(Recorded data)
════════

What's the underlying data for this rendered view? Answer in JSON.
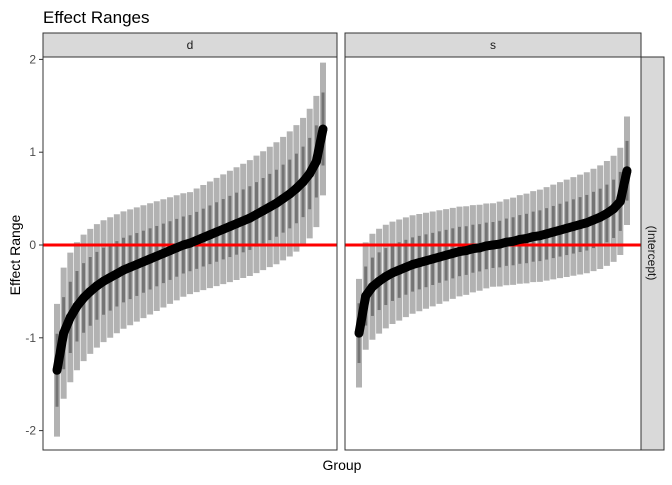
{
  "chart_data": {
    "type": "scatter",
    "title": "Effect Ranges",
    "xlabel": "Group",
    "ylabel": "Effect Range",
    "ylim": [
      -2.2,
      2.05
    ],
    "yticks": [
      "2",
      "1",
      "0",
      "-1",
      "-2"
    ],
    "ytick_values": [
      2,
      1,
      0,
      -1,
      -2
    ],
    "reference_line": {
      "y": 0,
      "color": "#ff0000"
    },
    "row_strip": "(Intercept)",
    "grid": false,
    "colors": {
      "point": "#000000",
      "interval": "#000000",
      "strip": "#d9d9d9"
    },
    "panels": [
      {
        "strip": "d",
        "interval_half_width": 0.55,
        "estimate": [
          -1.35,
          -0.95,
          -0.78,
          -0.66,
          -0.57,
          -0.5,
          -0.44,
          -0.39,
          -0.35,
          -0.31,
          -0.27,
          -0.24,
          -0.21,
          -0.18,
          -0.15,
          -0.12,
          -0.09,
          -0.06,
          -0.03,
          0.0,
          0.02,
          0.05,
          0.08,
          0.11,
          0.14,
          0.17,
          0.2,
          0.23,
          0.26,
          0.29,
          0.33,
          0.37,
          0.41,
          0.45,
          0.5,
          0.55,
          0.61,
          0.68,
          0.77,
          0.9,
          1.25
        ]
      },
      {
        "strip": "s",
        "interval_half_width": 0.45,
        "estimate": [
          -0.95,
          -0.55,
          -0.45,
          -0.39,
          -0.34,
          -0.3,
          -0.27,
          -0.24,
          -0.21,
          -0.19,
          -0.17,
          -0.15,
          -0.13,
          -0.11,
          -0.09,
          -0.07,
          -0.06,
          -0.04,
          -0.03,
          -0.01,
          0.0,
          0.01,
          0.03,
          0.04,
          0.06,
          0.07,
          0.09,
          0.1,
          0.12,
          0.14,
          0.16,
          0.18,
          0.2,
          0.22,
          0.24,
          0.27,
          0.3,
          0.34,
          0.39,
          0.47,
          0.8
        ]
      }
    ]
  }
}
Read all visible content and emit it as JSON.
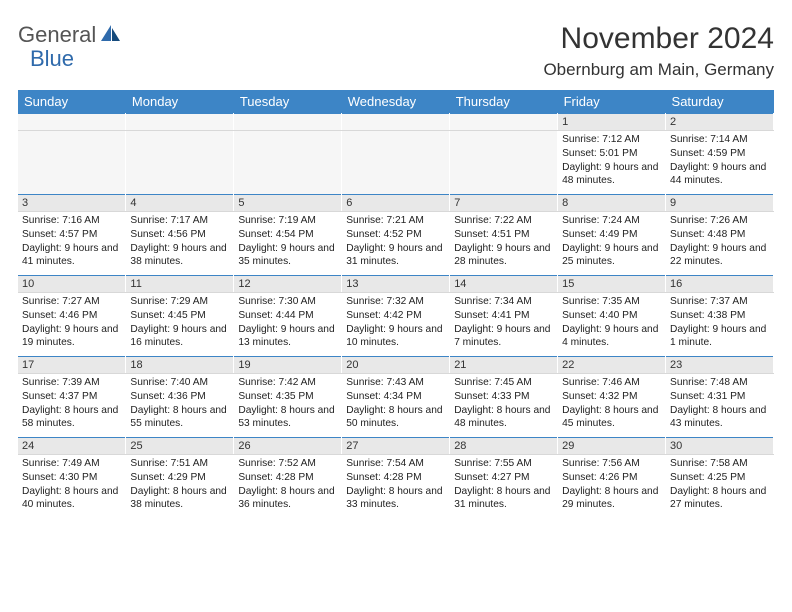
{
  "logo": {
    "part1": "General",
    "part2": "Blue"
  },
  "title": "November 2024",
  "location": "Obernburg am Main, Germany",
  "weekdays": [
    "Sunday",
    "Monday",
    "Tuesday",
    "Wednesday",
    "Thursday",
    "Friday",
    "Saturday"
  ],
  "colors": {
    "header_bg": "#3d85c6",
    "header_fg": "#ffffff",
    "daynum_bg": "#e8e8e8",
    "border_top": "#3d85c6",
    "logo_gray": "#555555",
    "logo_blue": "#2f6aab"
  },
  "weeks": [
    [
      null,
      null,
      null,
      null,
      null,
      {
        "n": "1",
        "sr": "7:12 AM",
        "ss": "5:01 PM",
        "dl": "9 hours and 48 minutes."
      },
      {
        "n": "2",
        "sr": "7:14 AM",
        "ss": "4:59 PM",
        "dl": "9 hours and 44 minutes."
      }
    ],
    [
      {
        "n": "3",
        "sr": "7:16 AM",
        "ss": "4:57 PM",
        "dl": "9 hours and 41 minutes."
      },
      {
        "n": "4",
        "sr": "7:17 AM",
        "ss": "4:56 PM",
        "dl": "9 hours and 38 minutes."
      },
      {
        "n": "5",
        "sr": "7:19 AM",
        "ss": "4:54 PM",
        "dl": "9 hours and 35 minutes."
      },
      {
        "n": "6",
        "sr": "7:21 AM",
        "ss": "4:52 PM",
        "dl": "9 hours and 31 minutes."
      },
      {
        "n": "7",
        "sr": "7:22 AM",
        "ss": "4:51 PM",
        "dl": "9 hours and 28 minutes."
      },
      {
        "n": "8",
        "sr": "7:24 AM",
        "ss": "4:49 PM",
        "dl": "9 hours and 25 minutes."
      },
      {
        "n": "9",
        "sr": "7:26 AM",
        "ss": "4:48 PM",
        "dl": "9 hours and 22 minutes."
      }
    ],
    [
      {
        "n": "10",
        "sr": "7:27 AM",
        "ss": "4:46 PM",
        "dl": "9 hours and 19 minutes."
      },
      {
        "n": "11",
        "sr": "7:29 AM",
        "ss": "4:45 PM",
        "dl": "9 hours and 16 minutes."
      },
      {
        "n": "12",
        "sr": "7:30 AM",
        "ss": "4:44 PM",
        "dl": "9 hours and 13 minutes."
      },
      {
        "n": "13",
        "sr": "7:32 AM",
        "ss": "4:42 PM",
        "dl": "9 hours and 10 minutes."
      },
      {
        "n": "14",
        "sr": "7:34 AM",
        "ss": "4:41 PM",
        "dl": "9 hours and 7 minutes."
      },
      {
        "n": "15",
        "sr": "7:35 AM",
        "ss": "4:40 PM",
        "dl": "9 hours and 4 minutes."
      },
      {
        "n": "16",
        "sr": "7:37 AM",
        "ss": "4:38 PM",
        "dl": "9 hours and 1 minute."
      }
    ],
    [
      {
        "n": "17",
        "sr": "7:39 AM",
        "ss": "4:37 PM",
        "dl": "8 hours and 58 minutes."
      },
      {
        "n": "18",
        "sr": "7:40 AM",
        "ss": "4:36 PM",
        "dl": "8 hours and 55 minutes."
      },
      {
        "n": "19",
        "sr": "7:42 AM",
        "ss": "4:35 PM",
        "dl": "8 hours and 53 minutes."
      },
      {
        "n": "20",
        "sr": "7:43 AM",
        "ss": "4:34 PM",
        "dl": "8 hours and 50 minutes."
      },
      {
        "n": "21",
        "sr": "7:45 AM",
        "ss": "4:33 PM",
        "dl": "8 hours and 48 minutes."
      },
      {
        "n": "22",
        "sr": "7:46 AM",
        "ss": "4:32 PM",
        "dl": "8 hours and 45 minutes."
      },
      {
        "n": "23",
        "sr": "7:48 AM",
        "ss": "4:31 PM",
        "dl": "8 hours and 43 minutes."
      }
    ],
    [
      {
        "n": "24",
        "sr": "7:49 AM",
        "ss": "4:30 PM",
        "dl": "8 hours and 40 minutes."
      },
      {
        "n": "25",
        "sr": "7:51 AM",
        "ss": "4:29 PM",
        "dl": "8 hours and 38 minutes."
      },
      {
        "n": "26",
        "sr": "7:52 AM",
        "ss": "4:28 PM",
        "dl": "8 hours and 36 minutes."
      },
      {
        "n": "27",
        "sr": "7:54 AM",
        "ss": "4:28 PM",
        "dl": "8 hours and 33 minutes."
      },
      {
        "n": "28",
        "sr": "7:55 AM",
        "ss": "4:27 PM",
        "dl": "8 hours and 31 minutes."
      },
      {
        "n": "29",
        "sr": "7:56 AM",
        "ss": "4:26 PM",
        "dl": "8 hours and 29 minutes."
      },
      {
        "n": "30",
        "sr": "7:58 AM",
        "ss": "4:25 PM",
        "dl": "8 hours and 27 minutes."
      }
    ]
  ],
  "labels": {
    "sunrise": "Sunrise: ",
    "sunset": "Sunset: ",
    "daylight": "Daylight: "
  }
}
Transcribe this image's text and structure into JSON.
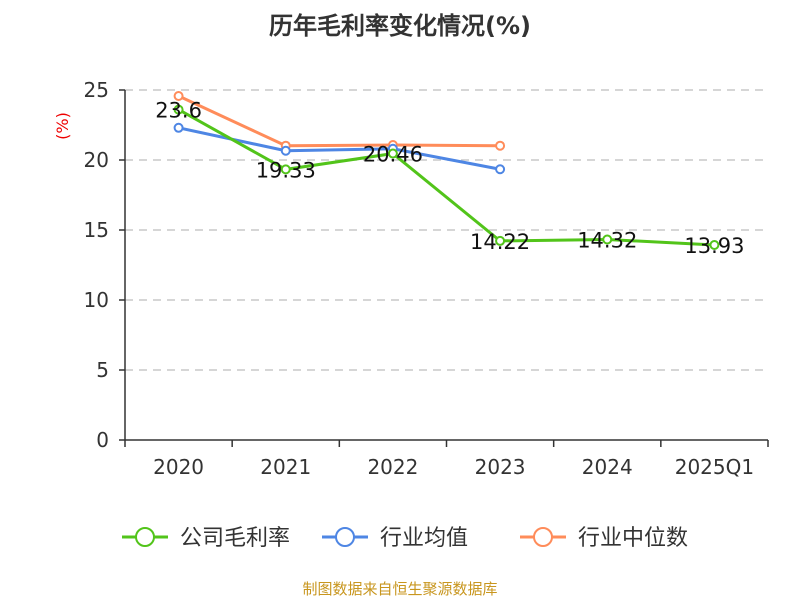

════════

TASK -> All of the material above should be reproduced exactly, except the pictures.

TASK ANSWER ->
What's the underlying data for this rendered view? Answer in JSON.
{
  "chart_data": {
    "type": "scatter",
    "title": "Effect Ranges",
    "xlabel": "Group",
    "ylabel": "Effect Range",
    "ylim": [
      -2.2,
      2.05
    ],
    "yticks": [
      "2",
      "1",
      "0",
      "-1",
      "-2"
    ],
    "ytick_values": [
      2,
      1,
      0,
      -1,
      -2
    ],
    "reference_line": {
      "y": 0,
      "color": "#ff0000"
    },
    "row_strip": "(Intercept)",
    "grid": false,
    "colors": {
      "point": "#000000",
      "interval": "#000000",
      "strip": "#d9d9d9"
    },
    "panels": [
      {
        "strip": "d",
        "interval_half_width": 0.55,
        "estimate": [
          -1.35,
          -0.95,
          -0.78,
          -0.66,
          -0.57,
          -0.5,
          -0.44,
          -0.39,
          -0.35,
          -0.31,
          -0.27,
          -0.24,
          -0.21,
          -0.18,
          -0.15,
          -0.12,
          -0.09,
          -0.06,
          -0.03,
          0.0,
          0.02,
          0.05,
          0.08,
          0.11,
          0.14,
          0.17,
          0.2,
          0.23,
          0.26,
          0.29,
          0.33,
          0.37,
          0.41,
          0.45,
          0.5,
          0.55,
          0.61,
          0.68,
          0.77,
          0.9,
          1.25
        ]
      },
      {
        "strip": "s",
        "interval_half_width": 0.45,
        "estimate": [
          -0.95,
          -0.55,
          -0.45,
          -0.39,
          -0.34,
          -0.3,
          -0.27,
          -0.24,
          -0.21,
          -0.19,
          -0.17,
          -0.15,
          -0.13,
          -0.11,
          -0.09,
          -0.07,
          -0.06,
          -0.04,
          -0.03,
          -0.01,
          0.0,
          0.01,
          0.03,
          0.04,
          0.06,
          0.07,
          0.09,
          0.1,
          0.12,
          0.14,
          0.16,
          0.18,
          0.2,
          0.22,
          0.24,
          0.27,
          0.3,
          0.34,
          0.39,
          0.47,
          0.8
        ]
      }
    ]
  }
}
Read all visible content and emit it as JSON.
{
  "logo": {
    "part1": "General",
    "part2": "Blue"
  },
  "title": "November 2024",
  "location": "Obernburg am Main, Germany",
  "weekdays": [
    "Sunday",
    "Monday",
    "Tuesday",
    "Wednesday",
    "Thursday",
    "Friday",
    "Saturday"
  ],
  "colors": {
    "header_bg": "#3d85c6",
    "header_fg": "#ffffff",
    "daynum_bg": "#e8e8e8",
    "border_top": "#3d85c6",
    "logo_gray": "#555555",
    "logo_blue": "#2f6aab"
  },
  "weeks": [
    [
      null,
      null,
      null,
      null,
      null,
      {
        "n": "1",
        "sr": "7:12 AM",
        "ss": "5:01 PM",
        "dl": "9 hours and 48 minutes."
      },
      {
        "n": "2",
        "sr": "7:14 AM",
        "ss": "4:59 PM",
        "dl": "9 hours and 44 minutes."
      }
    ],
    [
      {
        "n": "3",
        "sr": "7:16 AM",
        "ss": "4:57 PM",
        "dl": "9 hours and 41 minutes."
      },
      {
        "n": "4",
        "sr": "7:17 AM",
        "ss": "4:56 PM",
        "dl": "9 hours and 38 minutes."
      },
      {
        "n": "5",
        "sr": "7:19 AM",
        "ss": "4:54 PM",
        "dl": "9 hours and 35 minutes."
      },
      {
        "n": "6",
        "sr": "7:21 AM",
        "ss": "4:52 PM",
        "dl": "9 hours and 31 minutes."
      },
      {
        "n": "7",
        "sr": "7:22 AM",
        "ss": "4:51 PM",
        "dl": "9 hours and 28 minutes."
      },
      {
        "n": "8",
        "sr": "7:24 AM",
        "ss": "4:49 PM",
        "dl": "9 hours and 25 minutes."
      },
      {
        "n": "9",
        "sr": "7:26 AM",
        "ss": "4:48 PM",
        "dl": "9 hours and 22 minutes."
      }
    ],
    [
      {
        "n": "10",
        "sr": "7:27 AM",
        "ss": "4:46 PM",
        "dl": "9 hours and 19 minutes."
      },
      {
        "n": "11",
        "sr": "7:29 AM",
        "ss": "4:45 PM",
        "dl": "9 hours and 16 minutes."
      },
      {
        "n": "12",
        "sr": "7:30 AM",
        "ss": "4:44 PM",
        "dl": "9 hours and 13 minutes."
      },
      {
        "n": "13",
        "sr": "7:32 AM",
        "ss": "4:42 PM",
        "dl": "9 hours and 10 minutes."
      },
      {
        "n": "14",
        "sr": "7:34 AM",
        "ss": "4:41 PM",
        "dl": "9 hours and 7 minutes."
      },
      {
        "n": "15",
        "sr": "7:35 AM",
        "ss": "4:40 PM",
        "dl": "9 hours and 4 minutes."
      },
      {
        "n": "16",
        "sr": "7:37 AM",
        "ss": "4:38 PM",
        "dl": "9 hours and 1 minute."
      }
    ],
    [
      {
        "n": "17",
        "sr": "7:39 AM",
        "ss": "4:37 PM",
        "dl": "8 hours and 58 minutes."
      },
      {
        "n": "18",
        "sr": "7:40 AM",
        "ss": "4:36 PM",
        "dl": "8 hours and 55 minutes."
      },
      {
        "n": "19",
        "sr": "7:42 AM",
        "ss": "4:35 PM",
        "dl": "8 hours and 53 minutes."
      },
      {
        "n": "20",
        "sr": "7:43 AM",
        "ss": "4:34 PM",
        "dl": "8 hours and 50 minutes."
      },
      {
        "n": "21",
        "sr": "7:45 AM",
        "ss": "4:33 PM",
        "dl": "8 hours and 48 minutes."
      },
      {
        "n": "22",
        "sr": "7:46 AM",
        "ss": "4:32 PM",
        "dl": "8 hours and 45 minutes."
      },
      {
        "n": "23",
        "sr": "7:48 AM",
        "ss": "4:31 PM",
        "dl": "8 hours and 43 minutes."
      }
    ],
    [
      {
        "n": "24",
        "sr": "7:49 AM",
        "ss": "4:30 PM",
        "dl": "8 hours and 40 minutes."
      },
      {
        "n": "25",
        "sr": "7:51 AM",
        "ss": "4:29 PM",
        "dl": "8 hours and 38 minutes."
      },
      {
        "n": "26",
        "sr": "7:52 AM",
        "ss": "4:28 PM",
        "dl": "8 hours and 36 minutes."
      },
      {
        "n": "27",
        "sr": "7:54 AM",
        "ss": "4:28 PM",
        "dl": "8 hours and 33 minutes."
      },
      {
        "n": "28",
        "sr": "7:55 AM",
        "ss": "4:27 PM",
        "dl": "8 hours and 31 minutes."
      },
      {
        "n": "29",
        "sr": "7:56 AM",
        "ss": "4:26 PM",
        "dl": "8 hours and 29 minutes."
      },
      {
        "n": "30",
        "sr": "7:58 AM",
        "ss": "4:25 PM",
        "dl": "8 hours and 27 minutes."
      }
    ]
  ],
  "labels": {
    "sunrise": "Sunrise: ",
    "sunset": "Sunset: ",
    "daylight": "Daylight: "
  }
}
Transcribe this image's text and structure into JSON.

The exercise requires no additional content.